Data records =

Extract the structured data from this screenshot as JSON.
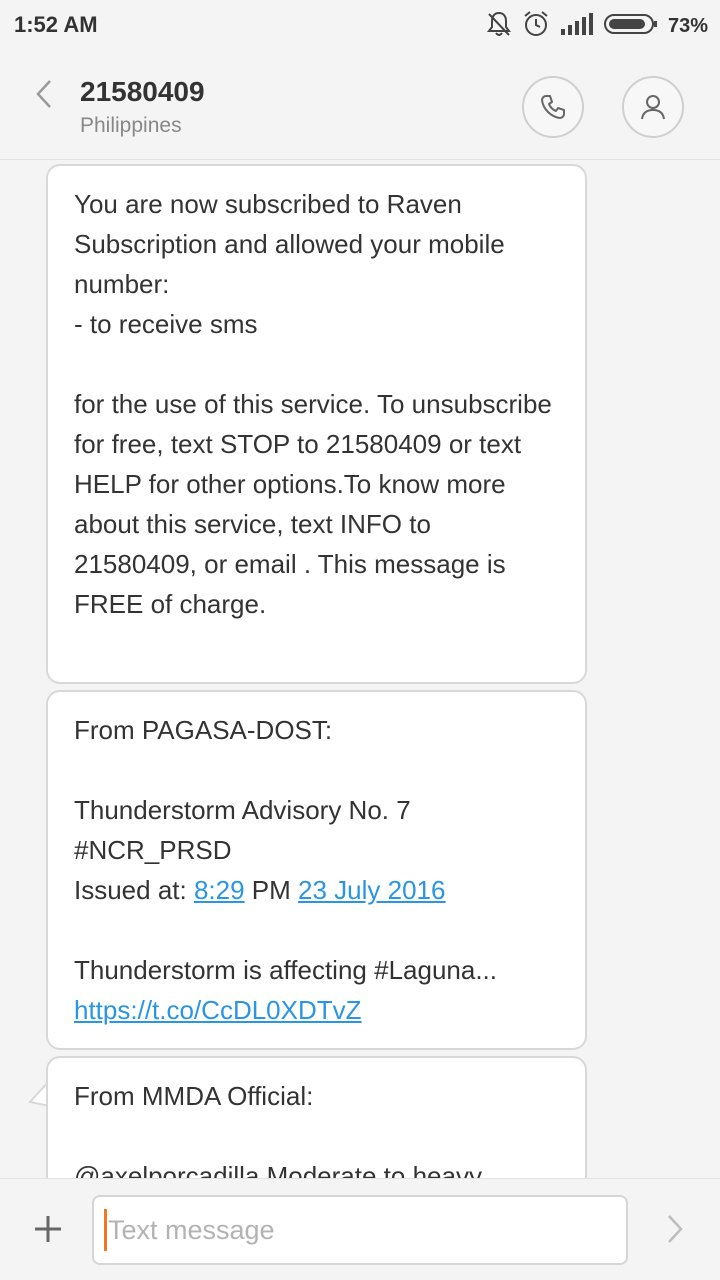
{
  "status_bar": {
    "time": "1:52 AM",
    "battery_percent": "73%",
    "icons": [
      "bell-off-icon",
      "alarm-icon",
      "signal-icon",
      "battery-icon"
    ]
  },
  "header": {
    "contact_number": "21580409",
    "contact_location": "Philippines"
  },
  "messages": [
    {
      "text": "You are now subscribed to Raven Subscription and allowed your mobile number:\n- to receive sms\n\nfor the use of this service. To unsubscribe for free, text STOP to 21580409 or text HELP for other options.To know more about this service, text INFO to 21580409, or email . This message is FREE of charge."
    },
    {
      "line1": "From PAGASA-DOST:",
      "line2": "Thunderstorm Advisory No. 7",
      "line3": "#NCR_PRSD",
      "issued_prefix": "Issued at: ",
      "issued_time": "8:29",
      "issued_mid": " PM ",
      "issued_date": "23 July 2016",
      "line5": "Thunderstorm is affecting #Laguna...",
      "link": "https://t.co/CcDL0XDTvZ"
    },
    {
      "line1": "From MMDA Official:",
      "line2": "@axelporcadilla Moderate to heavy"
    }
  ],
  "composer": {
    "placeholder": "Text message",
    "value": ""
  },
  "colors": {
    "link": "#2a94e6",
    "cursor": "#f07a1a",
    "background": "#f4f4f4"
  }
}
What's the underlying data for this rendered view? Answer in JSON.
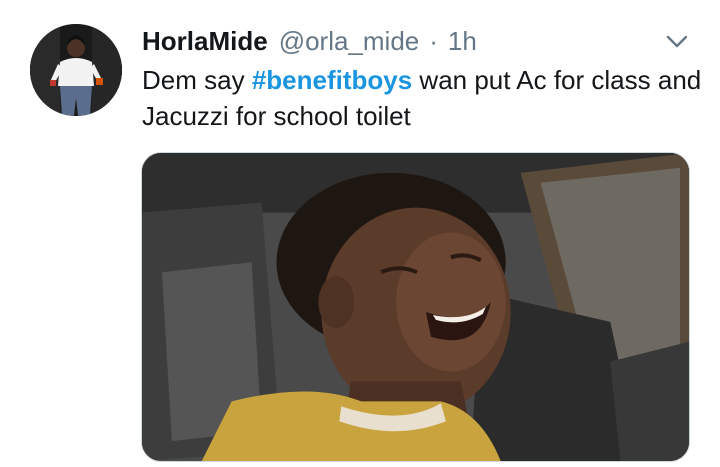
{
  "tweet": {
    "display_name": "HorlaMide",
    "handle": "@orla_mide",
    "separator": "·",
    "timestamp": "1h",
    "text_before": "Dem say ",
    "hashtag": "#benefitboys",
    "text_after": " wan put Ac for class and Jacuzzi for school toilet",
    "menu_icon": "chevron-down-icon",
    "hashtag_color": "#1b95e0",
    "media_description_icon": "video-thumbnail"
  }
}
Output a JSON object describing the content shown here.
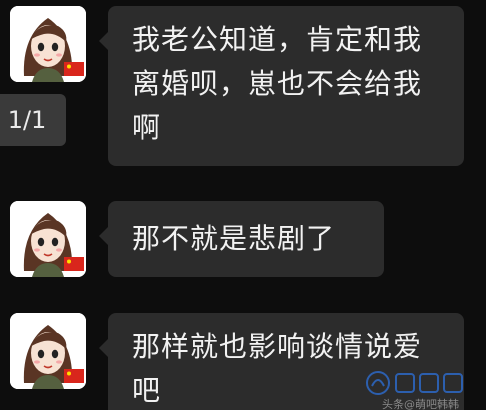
{
  "page_counter": "1/1",
  "messages": [
    {
      "sender": "contact",
      "text": "我老公知道，肯定和我离婚呗，崽也不会给我啊"
    },
    {
      "sender": "contact",
      "text": "那不就是悲剧了"
    },
    {
      "sender": "contact",
      "text": "那样就也影响谈情说爱吧"
    }
  ],
  "watermark": {
    "text": "头条@萌吧韩韩",
    "logo": "site-logo"
  },
  "colors": {
    "background": "#0d0d0d",
    "bubble": "#2c2c2c",
    "bubble_text": "#f2f2f2",
    "counter_bg": "#3a3a3a",
    "flag_red": "#d9261c"
  },
  "icons": [
    "cartoon-girl-avatar-icon",
    "china-flag-icon"
  ]
}
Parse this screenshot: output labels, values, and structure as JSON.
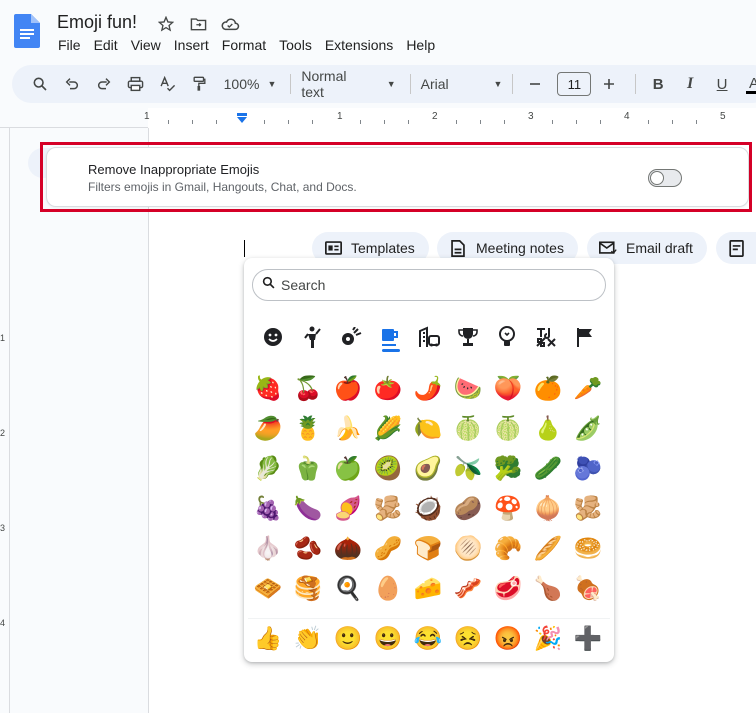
{
  "doc": {
    "title": "Emoji fun!"
  },
  "menu": [
    "File",
    "Edit",
    "View",
    "Insert",
    "Format",
    "Tools",
    "Extensions",
    "Help"
  ],
  "toolbar": {
    "zoom": "100%",
    "style": "Normal text",
    "font": "Arial",
    "font_size": "11",
    "bold": "B",
    "italic": "I",
    "underline": "U",
    "text_color": "A"
  },
  "ruler": {
    "numbers": [
      "1",
      "1",
      "2",
      "3",
      "4",
      "5"
    ]
  },
  "vruler": {
    "numbers": [
      "1",
      "2",
      "3",
      "4"
    ]
  },
  "extension": {
    "title": "Remove Inappropriate Emojis",
    "description": "Filters emojis in Gmail, Hangouts, Chat, and Docs.",
    "enabled": false
  },
  "chips": [
    {
      "label": "Templates",
      "icon": "templates-icon"
    },
    {
      "label": "Meeting notes",
      "icon": "meeting-notes-icon"
    },
    {
      "label": "Email draft",
      "icon": "email-draft-icon"
    }
  ],
  "picker": {
    "search_placeholder": "Search",
    "categories": [
      {
        "name": "smileys",
        "glyph": "☻"
      },
      {
        "name": "people",
        "glyph": "🙋"
      },
      {
        "name": "animals",
        "glyph": "✿"
      },
      {
        "name": "food",
        "glyph": "☕",
        "active": true
      },
      {
        "name": "travel",
        "glyph": "🏢"
      },
      {
        "name": "activities",
        "glyph": "🏆"
      },
      {
        "name": "objects",
        "glyph": "💡"
      },
      {
        "name": "symbols",
        "glyph": "♪"
      },
      {
        "name": "flags",
        "glyph": "⚑"
      }
    ],
    "emojis": [
      "🍓",
      "🍒",
      "🍎",
      "🍅",
      "🌶️",
      "🍉",
      "🍑",
      "🍊",
      "🥕",
      "🥭",
      "🍍",
      "🍌",
      "🌽",
      "🍋",
      "🍈",
      "🍈",
      "🍐",
      "🫛",
      "🥬",
      "🫑",
      "🍏",
      "🥝",
      "🥑",
      "🫒",
      "🥦",
      "🥒",
      "🫐",
      "🍇",
      "🍆",
      "🍠",
      "🫚",
      "🥥",
      "🥔",
      "🍄",
      "🧅",
      "🫚",
      "🧄",
      "🫘",
      "🌰",
      "🥜",
      "🍞",
      "🫓",
      "🥐",
      "🥖",
      "🥯",
      "🧇",
      "🥞",
      "🍳",
      "🥚",
      "🧀",
      "🥓",
      "🥩",
      "🍗",
      "🍖"
    ],
    "recent": [
      "👍",
      "👏",
      "🙂",
      "😀",
      "😂",
      "😣",
      "😡",
      "🎉",
      "➕"
    ]
  },
  "colors": {
    "highlight_border": "#d50027",
    "accent": "#1a73e8",
    "toolbar_bg": "#edf2fa"
  }
}
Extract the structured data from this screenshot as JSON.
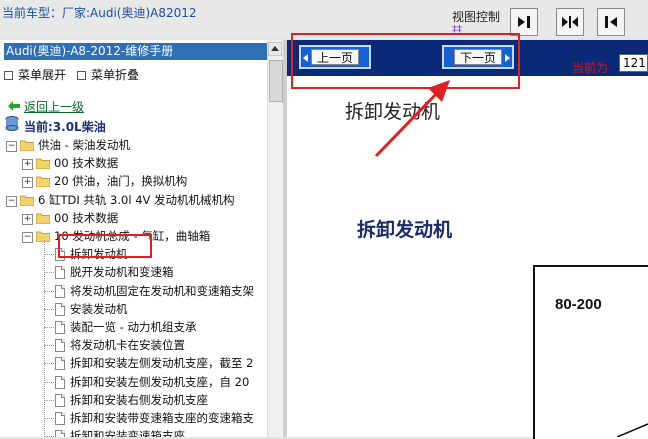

What is required =
Using the data above, write out every line exactly, leaving the images behind.

Written answer =
Extract the structured data from this screenshot as JSON.
{
  "status_bar": {
    "time": "1:52 AM",
    "battery_percent": "73%",
    "icons": [
      "bell-off-icon",
      "alarm-icon",
      "signal-icon",
      "battery-icon"
    ]
  },
  "header": {
    "contact_number": "21580409",
    "contact_location": "Philippines"
  },
  "messages": [
    {
      "text": "You are now subscribed to Raven Subscription and allowed your mobile number:\n- to receive sms\n\nfor the use of this service. To unsubscribe for free, text STOP to 21580409 or text HELP for other options.To know more about this service, text INFO to 21580409, or email . This message is FREE of charge."
    },
    {
      "line1": "From PAGASA-DOST:",
      "line2": "Thunderstorm Advisory No. 7",
      "line3": "#NCR_PRSD",
      "issued_prefix": "Issued at: ",
      "issued_time": "8:29",
      "issued_mid": " PM ",
      "issued_date": "23 July 2016",
      "line5": "Thunderstorm is affecting #Laguna...",
      "link": "https://t.co/CcDL0XDTvZ"
    },
    {
      "line1": "From MMDA Official:",
      "line2": "@axelporcadilla Moderate to heavy"
    }
  ],
  "composer": {
    "placeholder": "Text message",
    "value": ""
  },
  "colors": {
    "link": "#2a94e6",
    "cursor": "#f07a1a",
    "background": "#f4f4f4"
  }
}
What's the underlying data for this rendered view? Answer in JSON.
{
  "tweet": {
    "display_name": "HorlaMide",
    "handle": "@orla_mide",
    "separator": "·",
    "timestamp": "1h",
    "text_before": "Dem say ",
    "hashtag": "#benefitboys",
    "text_after": " wan put Ac for class and Jacuzzi for school toilet",
    "menu_icon": "chevron-down-icon",
    "hashtag_color": "#1b95e0",
    "media_description_icon": "video-thumbnail"
  }
}
Output a JSON object describing the content shown here.
{
  "page_counter": "1/1",
  "messages": [
    {
      "sender": "contact",
      "text": "我老公知道，肯定和我离婚呗，崽也不会给我啊"
    },
    {
      "sender": "contact",
      "text": "那不就是悲剧了"
    },
    {
      "sender": "contact",
      "text": "那样就也影响谈情说爱吧"
    }
  ],
  "watermark": {
    "text": "头条@萌吧韩韩",
    "logo": "site-logo"
  },
  "colors": {
    "background": "#0d0d0d",
    "bubble": "#2c2c2c",
    "bubble_text": "#f2f2f2",
    "counter_bg": "#3a3a3a",
    "flag_red": "#d9261c"
  },
  "icons": [
    "cartoon-girl-avatar-icon",
    "china-flag-icon"
  ]
}
Parse this screenshot: output labels, values, and structure as JSON.
{
  "doc": {
    "title": "Emoji fun!"
  },
  "menu": [
    "File",
    "Edit",
    "View",
    "Insert",
    "Format",
    "Tools",
    "Extensions",
    "Help"
  ],
  "toolbar": {
    "zoom": "100%",
    "style": "Normal text",
    "font": "Arial",
    "font_size": "11",
    "bold": "B",
    "italic": "I",
    "underline": "U",
    "text_color": "A"
  },
  "ruler": {
    "numbers": [
      "1",
      "1",
      "2",
      "3",
      "4",
      "5"
    ]
  },
  "vruler": {
    "numbers": [
      "1",
      "2",
      "3",
      "4"
    ]
  },
  "extension": {
    "title": "Remove Inappropriate Emojis",
    "description": "Filters emojis in Gmail, Hangouts, Chat, and Docs.",
    "enabled": false
  },
  "chips": [
    {
      "label": "Templates",
      "icon": "templates-icon"
    },
    {
      "label": "Meeting notes",
      "icon": "meeting-notes-icon"
    },
    {
      "label": "Email draft",
      "icon": "email-draft-icon"
    }
  ],
  "picker": {
    "search_placeholder": "Search",
    "categories": [
      {
        "name": "smileys",
        "glyph": "☻"
      },
      {
        "name": "people",
        "glyph": "🙋"
      },
      {
        "name": "animals",
        "glyph": "✿"
      },
      {
        "name": "food",
        "glyph": "☕",
        "active": true
      },
      {
        "name": "travel",
        "glyph": "🏢"
      },
      {
        "name": "activities",
        "glyph": "🏆"
      },
      {
        "name": "objects",
        "glyph": "💡"
      },
      {
        "name": "symbols",
        "glyph": "♪"
      },
      {
        "name": "flags",
        "glyph": "⚑"
      }
    ],
    "emojis": [
      "🍓",
      "🍒",
      "🍎",
      "🍅",
      "🌶️",
      "🍉",
      "🍑",
      "🍊",
      "🥕",
      "🥭",
      "🍍",
      "🍌",
      "🌽",
      "🍋",
      "🍈",
      "🍈",
      "🍐",
      "🫛",
      "🥬",
      "🫑",
      "🍏",
      "🥝",
      "🥑",
      "🫒",
      "🥦",
      "🥒",
      "🫐",
      "🍇",
      "🍆",
      "🍠",
      "🫚",
      "🥥",
      "🥔",
      "🍄",
      "🧅",
      "🫚",
      "🧄",
      "🫘",
      "🌰",
      "🥜",
      "🍞",
      "🫓",
      "🥐",
      "🥖",
      "🥯",
      "🧇",
      "🥞",
      "🍳",
      "🥚",
      "🧀",
      "🥓",
      "🥩",
      "🍗",
      "🍖"
    ],
    "recent": [
      "👍",
      "👏",
      "🙂",
      "😀",
      "😂",
      "😣",
      "😡",
      "🎉",
      "➕"
    ]
  },
  "colors": {
    "highlight_border": "#d50027",
    "accent": "#1a73e8",
    "toolbar_bg": "#edf2fa"
  }
}
Extract the structured data from this screenshot as JSON.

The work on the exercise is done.